* Set task
Find and copy lines holding "Turismo".
++++ Supplied material
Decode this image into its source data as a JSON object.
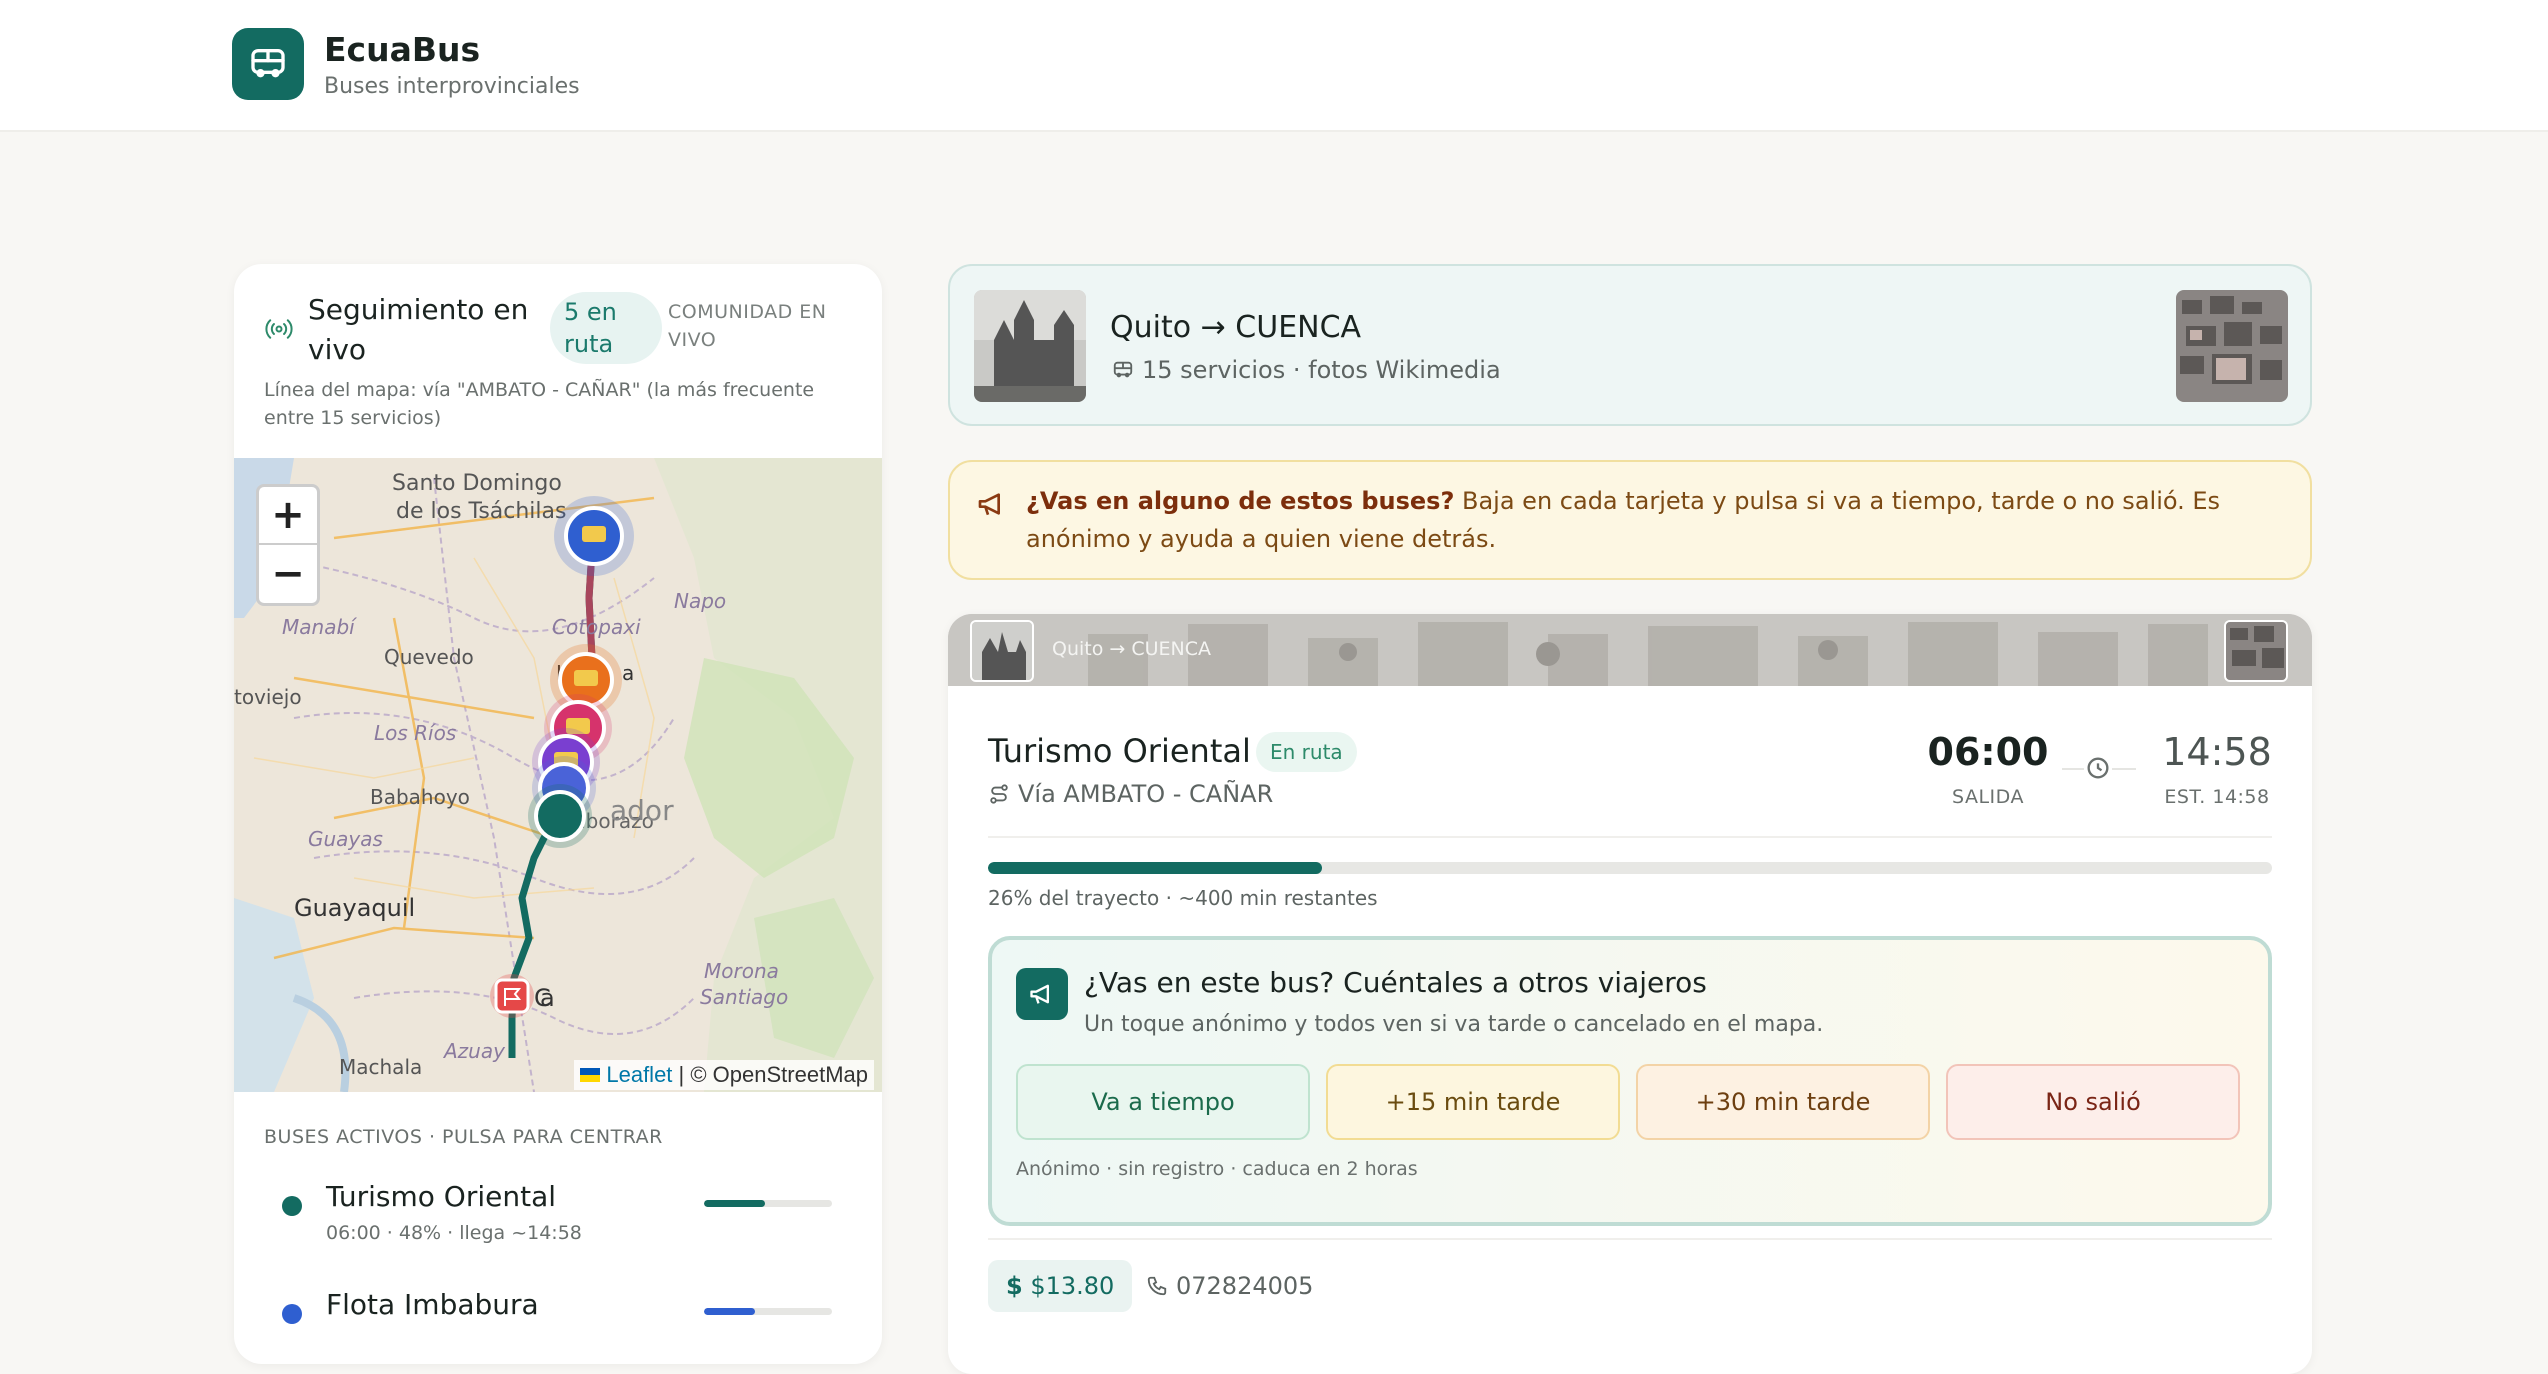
{
  "header": {
    "brand": "EcuaBus",
    "subtitle": "Buses interprovinciales"
  },
  "live": {
    "title": "Seguimiento en vivo",
    "badge": "5 en ruta",
    "community": "COMUNIDAD EN VIVO",
    "map_note": "Línea del mapa: vía \"AMBATO - CAÑAR\" (la más frecuente entre 15 servicios)",
    "active_label": "BUSES ACTIVOS · PULSA PARA CENTRAR"
  },
  "map": {
    "zoom_in": "+",
    "zoom_out": "−",
    "attribution_leaflet": "Leaflet",
    "attribution_sep": " | © OpenStreetMap",
    "labels": {
      "santo_domingo": "Santo Domingo",
      "tsachilas": "de los Tsáchilas",
      "manabi": "Manabí",
      "quevedo": "Quevedo",
      "cotopaxi": "Cotopaxi",
      "napo": "Napo",
      "portoviejo": "toviejo",
      "los_rios": "Los Ríos",
      "babahoyo": "Babahoyo",
      "guayas": "Guayas",
      "guayaquil": "Guayaquil",
      "chimborazo": "Chimborazo",
      "ecuador": "ador",
      "morona": "Morona",
      "santiago": "Santiago",
      "azuay": "Azuay",
      "machala": "Machala",
      "cuenca_a": "C",
      "cuenca_b": "a",
      "latacunga_a": "La",
      "latacunga_b": "a"
    }
  },
  "active_buses": [
    {
      "name": "Turismo Oriental",
      "meta": "06:00 · 48% · llega ~14:58",
      "progress": 0.48,
      "color": "#136b61"
    },
    {
      "name": "Flota Imbabura",
      "meta": "",
      "progress": 0.4,
      "color": "#2f5fd0"
    }
  ],
  "route": {
    "title": "Quito → CUENCA",
    "subtitle": "15 servicios · fotos Wikimedia"
  },
  "notice": {
    "bold": "¿Vas en alguno de estos buses?",
    "text": " Baja en cada tarjeta y pulsa si va a tiempo, tarde o no salió. Es anónimo y ayuda a quien viene detrás."
  },
  "service": {
    "banner": "Quito → CUENCA",
    "operator": "Turismo Oriental",
    "status": "En ruta",
    "via": "Vía AMBATO - CAÑAR",
    "departure": "06:00",
    "departure_label": "SALIDA",
    "arrival": "14:58",
    "arrival_label": "EST. 14:58",
    "progress": 0.26,
    "progress_text": "26% del trayecto · ~400 min restantes",
    "price": "$13.80",
    "phone": "072824005"
  },
  "report": {
    "title": "¿Vas en este bus? Cuéntales a otros viajeros",
    "subtitle": "Un toque anónimo y todos ven si va tarde o cancelado en el mapa.",
    "buttons": {
      "on_time": "Va a tiempo",
      "late15": "+15 min tarde",
      "late30": "+30 min tarde",
      "not_departed": "No salió"
    },
    "footer": "Anónimo · sin registro · caduca en 2 horas"
  },
  "colors": {
    "brand": "#136b61",
    "route_line": "#136b61",
    "route_line_north": "#a8465c"
  },
  "icons": {
    "logo": "bus-icon",
    "live": "broadcast-icon",
    "notice": "megaphone-icon",
    "via": "route-icon",
    "clock": "clock-icon",
    "phone": "phone-icon"
  }
}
++++++++
* Output
      "name": "Turismo Oriental",
    "operator": "Turismo Oriental",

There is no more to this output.